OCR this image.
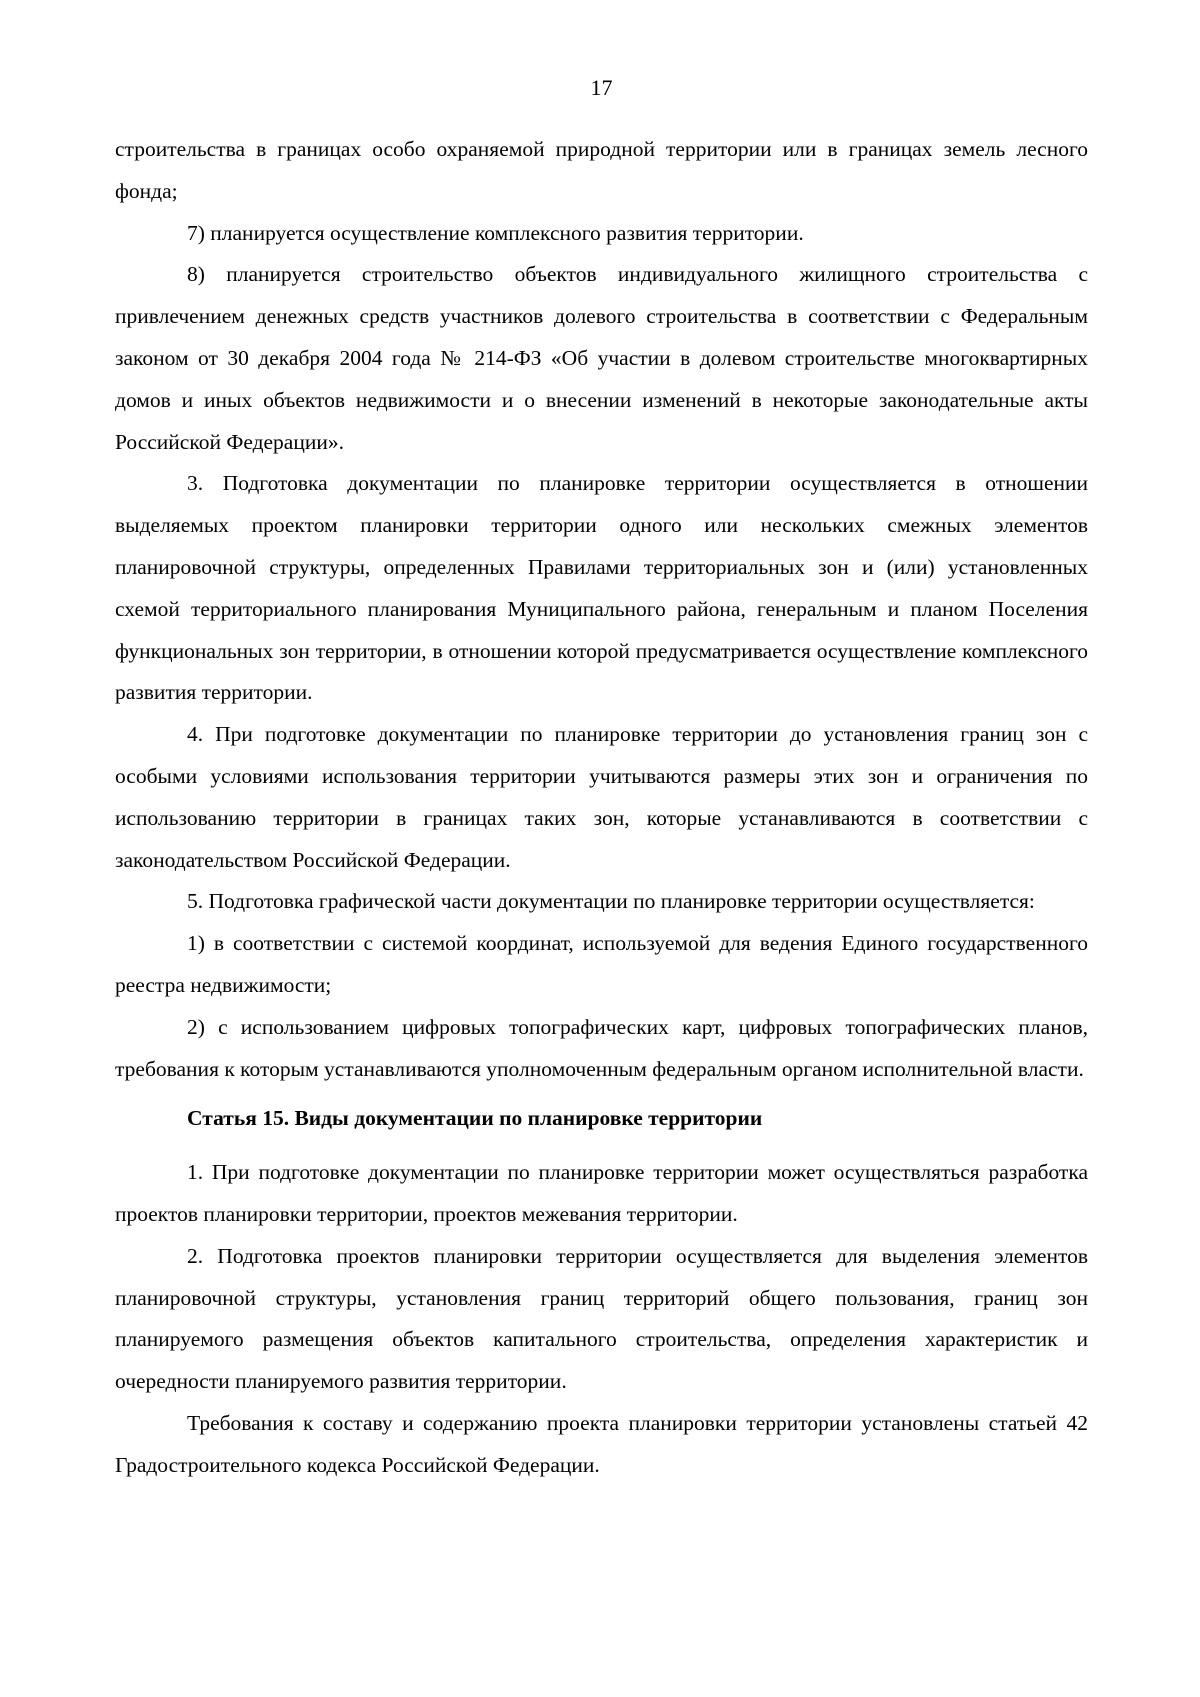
17

строительства в границах особо охраняемой природной территории или в границах земель лесного фонда;

7) планируется осуществление комплексного развития территории.

8) планируется строительство объектов индивидуального жилищного строительства с привлечением денежных средств участников долевого строительства в соответствии с Федеральным законом от 30 декабря 2004 года № 214-ФЗ «Об участии в долевом строительстве многоквартирных домов и иных объектов недвижимости и о внесении изменений в некоторые законодательные акты Российской Федерации».

3. Подготовка документации по планировке территории осуществляется в отношении выделяемых проектом планировки территории одного или нескольких смежных элементов планировочной структуры, определенных Правилами территориальных зон и (или) установленных схемой территориального планирования Муниципального района, генеральным и планом Поселения функциональных зон территории, в отношении которой предусматривается осуществление комплексного развития территории.

4. При подготовке документации по планировке территории до установления границ зон с особыми условиями использования территории учитываются размеры этих зон и ограничения по использованию территории в границах таких зон, которые устанавливаются в соответствии с законодательством Российской Федерации.

5. Подготовка графической части документации по планировке территории осуществляется:

1) в соответствии с системой координат, используемой для ведения Единого государственного реестра недвижимости;

2) с использованием цифровых топографических карт, цифровых топографических планов, требования к которым устанавливаются уполномоченным федеральным органом исполнительной власти.

Статья 15. Виды документации по планировке территории

1. При подготовке документации по планировке территории может осуществляться разработка проектов планировки территории, проектов межевания территории.

2. Подготовка проектов планировки территории осуществляется для выделения элементов планировочной структуры, установления границ территорий общего пользования, границ зон планируемого размещения объектов капитального строительства, определения характеристик и очередности планируемого развития территории.

Требования к составу и содержанию проекта планировки территории установлены статьей 42 Градостроительного кодекса Российской Федерации.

□ □ □ □

* _What the task asks_
Reproduce the listing above exactly, excluding all pictures.

* _Expected answer_
OCR this image.
17

строительства в границах особо охраняемой природной территории или в границах земель лесного фонда;

7) планируется осуществление комплексного развития территории.

8) планируется строительство объектов индивидуального жилищного строительства с привлечением денежных средств участников долевого строительства в соответствии с Федеральным законом от 30 декабря 2004 года № 214-ФЗ «Об участии в долевом строительстве многоквартирных домов и иных объектов недвижимости и о внесении изменений в некоторые законодательные акты Российской Федерации».

3. Подготовка документации по планировке территории осуществляется в отношении выделяемых проектом планировки территории одного или нескольких смежных элементов планировочной структуры, определенных Правилами территориальных зон и (или) установленных схемой территориального планирования Муниципального района, генеральным и планом Поселения функциональных зон территории, в отношении которой предусматривается осуществление комплексного развития территории.

4. При подготовке документации по планировке территории до установления границ зон с особыми условиями использования территории учитываются размеры этих зон и ограничения по использованию территории в границах таких зон, которые устанавливаются в соответствии с законодательством Российской Федерации.

5. Подготовка графической части документации по планировке территории осуществляется:

1) в соответствии с системой координат, используемой для ведения Единого государственного реестра недвижимости;

2) с использованием цифровых топографических карт, цифровых топографических планов, требования к которым устанавливаются уполномоченным федеральным органом исполнительной власти.

Статья 15. Виды документации по планировке территории

1. При подготовке документации по планировке территории может осуществляться разработка проектов планировки территории, проектов межевания территории.

2. Подготовка проектов планировки территории осуществляется для выделения элементов планировочной структуры, установления границ территорий общего пользования, границ зон планируемого размещения объектов капитального строительства, определения характеристик и очередности планируемого развития территории.

Требования к составу и содержанию проекта планировки территории установлены статьей 42 Градостроительного кодекса Российской Федерации.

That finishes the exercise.